= WHAT THIS TASK INVOLVES =
Leave the pictures out, and retype all of the material exactly as written.

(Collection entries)
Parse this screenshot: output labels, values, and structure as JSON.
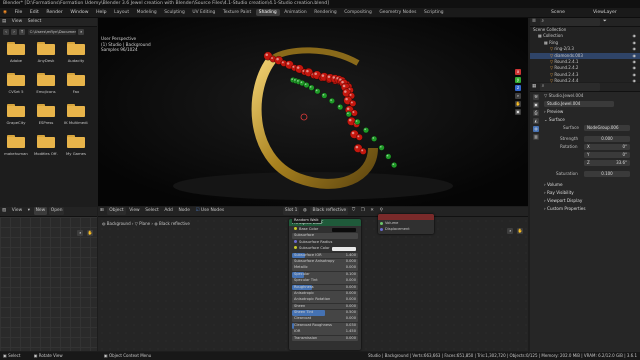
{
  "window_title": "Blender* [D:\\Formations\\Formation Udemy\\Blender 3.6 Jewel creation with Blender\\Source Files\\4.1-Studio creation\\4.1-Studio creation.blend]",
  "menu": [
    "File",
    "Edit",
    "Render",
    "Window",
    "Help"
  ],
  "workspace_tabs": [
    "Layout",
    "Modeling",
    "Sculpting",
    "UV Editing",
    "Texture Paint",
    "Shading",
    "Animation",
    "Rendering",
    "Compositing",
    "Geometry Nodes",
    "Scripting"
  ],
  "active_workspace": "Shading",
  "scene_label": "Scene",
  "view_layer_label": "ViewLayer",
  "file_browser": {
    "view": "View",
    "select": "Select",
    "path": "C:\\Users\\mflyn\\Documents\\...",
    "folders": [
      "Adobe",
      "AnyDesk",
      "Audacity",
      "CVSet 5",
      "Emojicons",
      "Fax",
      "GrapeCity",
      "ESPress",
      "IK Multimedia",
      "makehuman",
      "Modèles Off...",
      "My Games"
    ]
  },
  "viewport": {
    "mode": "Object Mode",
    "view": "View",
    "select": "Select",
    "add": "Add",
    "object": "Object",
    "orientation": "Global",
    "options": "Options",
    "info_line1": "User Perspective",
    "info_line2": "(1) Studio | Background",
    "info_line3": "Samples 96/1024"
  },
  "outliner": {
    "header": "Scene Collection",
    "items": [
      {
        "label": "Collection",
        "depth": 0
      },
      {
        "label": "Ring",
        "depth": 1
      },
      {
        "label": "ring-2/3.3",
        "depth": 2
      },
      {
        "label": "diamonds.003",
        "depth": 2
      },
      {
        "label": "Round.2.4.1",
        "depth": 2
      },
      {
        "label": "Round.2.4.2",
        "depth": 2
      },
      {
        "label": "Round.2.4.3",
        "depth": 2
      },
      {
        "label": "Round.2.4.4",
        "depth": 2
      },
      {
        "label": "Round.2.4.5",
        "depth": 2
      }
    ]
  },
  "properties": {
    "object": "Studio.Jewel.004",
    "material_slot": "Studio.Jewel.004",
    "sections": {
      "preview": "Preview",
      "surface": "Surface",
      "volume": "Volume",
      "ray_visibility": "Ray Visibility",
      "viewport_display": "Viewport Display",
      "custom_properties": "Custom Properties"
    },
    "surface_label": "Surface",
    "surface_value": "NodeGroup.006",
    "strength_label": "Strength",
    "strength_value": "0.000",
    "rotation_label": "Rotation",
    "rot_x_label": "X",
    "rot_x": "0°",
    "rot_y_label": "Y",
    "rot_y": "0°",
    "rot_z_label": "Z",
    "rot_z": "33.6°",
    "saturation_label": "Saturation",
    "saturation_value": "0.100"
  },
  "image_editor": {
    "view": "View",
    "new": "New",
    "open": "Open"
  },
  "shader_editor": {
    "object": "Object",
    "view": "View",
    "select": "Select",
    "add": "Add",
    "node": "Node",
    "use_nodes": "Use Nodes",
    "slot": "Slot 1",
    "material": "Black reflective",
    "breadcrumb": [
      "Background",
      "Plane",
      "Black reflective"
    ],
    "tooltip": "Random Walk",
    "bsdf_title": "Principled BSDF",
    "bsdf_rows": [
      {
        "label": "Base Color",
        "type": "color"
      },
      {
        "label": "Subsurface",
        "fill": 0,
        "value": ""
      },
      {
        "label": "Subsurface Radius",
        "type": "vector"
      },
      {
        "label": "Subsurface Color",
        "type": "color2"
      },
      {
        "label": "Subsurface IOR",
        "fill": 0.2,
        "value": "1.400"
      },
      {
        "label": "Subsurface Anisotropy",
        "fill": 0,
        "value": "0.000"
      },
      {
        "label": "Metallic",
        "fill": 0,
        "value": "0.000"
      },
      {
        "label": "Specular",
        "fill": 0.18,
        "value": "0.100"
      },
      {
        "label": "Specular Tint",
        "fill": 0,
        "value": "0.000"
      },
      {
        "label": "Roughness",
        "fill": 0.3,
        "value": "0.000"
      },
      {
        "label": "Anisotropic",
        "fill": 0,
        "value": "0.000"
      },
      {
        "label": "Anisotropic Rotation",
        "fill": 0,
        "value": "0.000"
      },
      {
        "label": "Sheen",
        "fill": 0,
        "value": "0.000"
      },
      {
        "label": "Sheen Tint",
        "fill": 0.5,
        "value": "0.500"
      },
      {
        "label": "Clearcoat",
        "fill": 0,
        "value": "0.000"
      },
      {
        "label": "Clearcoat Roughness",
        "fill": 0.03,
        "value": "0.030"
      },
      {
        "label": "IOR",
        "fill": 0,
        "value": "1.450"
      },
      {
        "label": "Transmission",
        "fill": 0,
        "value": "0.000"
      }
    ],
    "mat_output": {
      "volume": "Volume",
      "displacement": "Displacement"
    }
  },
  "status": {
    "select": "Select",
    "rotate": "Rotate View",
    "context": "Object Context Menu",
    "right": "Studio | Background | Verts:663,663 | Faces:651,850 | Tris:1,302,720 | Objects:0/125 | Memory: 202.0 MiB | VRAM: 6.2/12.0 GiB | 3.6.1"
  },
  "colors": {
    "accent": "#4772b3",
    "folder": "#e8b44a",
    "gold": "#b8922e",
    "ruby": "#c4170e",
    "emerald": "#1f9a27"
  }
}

= TASK RESPONSE =
Parse this screenshot: output labels, values, and structure as JSON.
{
  "window_title": "Blender* [D:\\Formations\\Formation Udemy\\Blender 3.6 Jewel creation with Blender\\Source Files\\4.1-Studio creation\\4.1-Studio creation.blend]",
  "menu": [
    "File",
    "Edit",
    "Render",
    "Window",
    "Help"
  ],
  "workspace_tabs": [
    "Layout",
    "Modeling",
    "Sculpting",
    "UV Editing",
    "Texture Paint",
    "Shading",
    "Animation",
    "Rendering",
    "Compositing",
    "Geometry Nodes",
    "Scripting"
  ],
  "active_workspace": "Shading",
  "scene_label": "Scene",
  "view_layer_label": "ViewLayer",
  "file_browser": {
    "view": "View",
    "select": "Select",
    "path": "C:\\Users\\mflyn\\Documents\\...",
    "folders": [
      "Adobe",
      "AnyDesk",
      "Audacity",
      "CVSet 5",
      "Emojicons",
      "Fax",
      "GrapeCity",
      "ESPress",
      "IK Multimedia",
      "makehuman",
      "Modèles Off...",
      "My Games"
    ]
  },
  "viewport": {
    "mode": "Object Mode",
    "view": "View",
    "select": "Select",
    "add": "Add",
    "object": "Object",
    "orientation": "Global",
    "options": "Options",
    "info_line1": "User Perspective",
    "info_line2": "(1) Studio | Background",
    "info_line3": "Samples 96/1024"
  },
  "outliner": {
    "header": "Scene Collection",
    "items": [
      {
        "label": "Collection",
        "depth": 0
      },
      {
        "label": "Ring",
        "depth": 1
      },
      {
        "label": "ring-2/3.3",
        "depth": 2
      },
      {
        "label": "diamonds.003",
        "depth": 2
      },
      {
        "label": "Round.2.4.1",
        "depth": 2
      },
      {
        "label": "Round.2.4.2",
        "depth": 2
      },
      {
        "label": "Round.2.4.3",
        "depth": 2
      },
      {
        "label": "Round.2.4.4",
        "depth": 2
      },
      {
        "label": "Round.2.4.5",
        "depth": 2
      }
    ]
  },
  "properties": {
    "object": "Studio.Jewel.004",
    "material_slot": "Studio.Jewel.004",
    "sections": {
      "preview": "Preview",
      "surface": "Surface",
      "volume": "Volume",
      "ray_visibility": "Ray Visibility",
      "viewport_display": "Viewport Display",
      "custom_properties": "Custom Properties"
    },
    "surface_label": "Surface",
    "surface_value": "NodeGroup.006",
    "strength_label": "Strength",
    "strength_value": "0.000",
    "rotation_label": "Rotation",
    "rot_x_label": "X",
    "rot_x": "0°",
    "rot_y_label": "Y",
    "rot_y": "0°",
    "rot_z_label": "Z",
    "rot_z": "33.6°",
    "saturation_label": "Saturation",
    "saturation_value": "0.100"
  },
  "image_editor": {
    "view": "View",
    "new": "New",
    "open": "Open"
  },
  "shader_editor": {
    "object": "Object",
    "view": "View",
    "select": "Select",
    "add": "Add",
    "node": "Node",
    "use_nodes": "Use Nodes",
    "slot": "Slot 1",
    "material": "Black reflective",
    "breadcrumb": [
      "Background",
      "Plane",
      "Black reflective"
    ],
    "tooltip": "Random Walk",
    "bsdf_title": "Principled BSDF",
    "bsdf_rows": [
      {
        "label": "Base Color",
        "type": "color"
      },
      {
        "label": "Subsurface",
        "fill": 0,
        "value": ""
      },
      {
        "label": "Subsurface Radius",
        "type": "vector"
      },
      {
        "label": "Subsurface Color",
        "type": "color2"
      },
      {
        "label": "Subsurface IOR",
        "fill": 0.2,
        "value": "1.400"
      },
      {
        "label": "Subsurface Anisotropy",
        "fill": 0,
        "value": "0.000"
      },
      {
        "label": "Metallic",
        "fill": 0,
        "value": "0.000"
      },
      {
        "label": "Specular",
        "fill": 0.18,
        "value": "0.100"
      },
      {
        "label": "Specular Tint",
        "fill": 0,
        "value": "0.000"
      },
      {
        "label": "Roughness",
        "fill": 0.3,
        "value": "0.000"
      },
      {
        "label": "Anisotropic",
        "fill": 0,
        "value": "0.000"
      },
      {
        "label": "Anisotropic Rotation",
        "fill": 0,
        "value": "0.000"
      },
      {
        "label": "Sheen",
        "fill": 0,
        "value": "0.000"
      },
      {
        "label": "Sheen Tint",
        "fill": 0.5,
        "value": "0.500"
      },
      {
        "label": "Clearcoat",
        "fill": 0,
        "value": "0.000"
      },
      {
        "label": "Clearcoat Roughness",
        "fill": 0.03,
        "value": "0.030"
      },
      {
        "label": "IOR",
        "fill": 0,
        "value": "1.450"
      },
      {
        "label": "Transmission",
        "fill": 0,
        "value": "0.000"
      }
    ],
    "mat_output": {
      "volume": "Volume",
      "displacement": "Displacement"
    }
  },
  "status": {
    "select": "Select",
    "rotate": "Rotate View",
    "context": "Object Context Menu",
    "right": "Studio | Background | Verts:663,663 | Faces:651,850 | Tris:1,302,720 | Objects:0/125 | Memory: 202.0 MiB | VRAM: 6.2/12.0 GiB | 3.6.1"
  },
  "colors": {
    "accent": "#4772b3",
    "folder": "#e8b44a",
    "gold": "#b8922e",
    "ruby": "#c4170e",
    "emerald": "#1f9a27"
  }
}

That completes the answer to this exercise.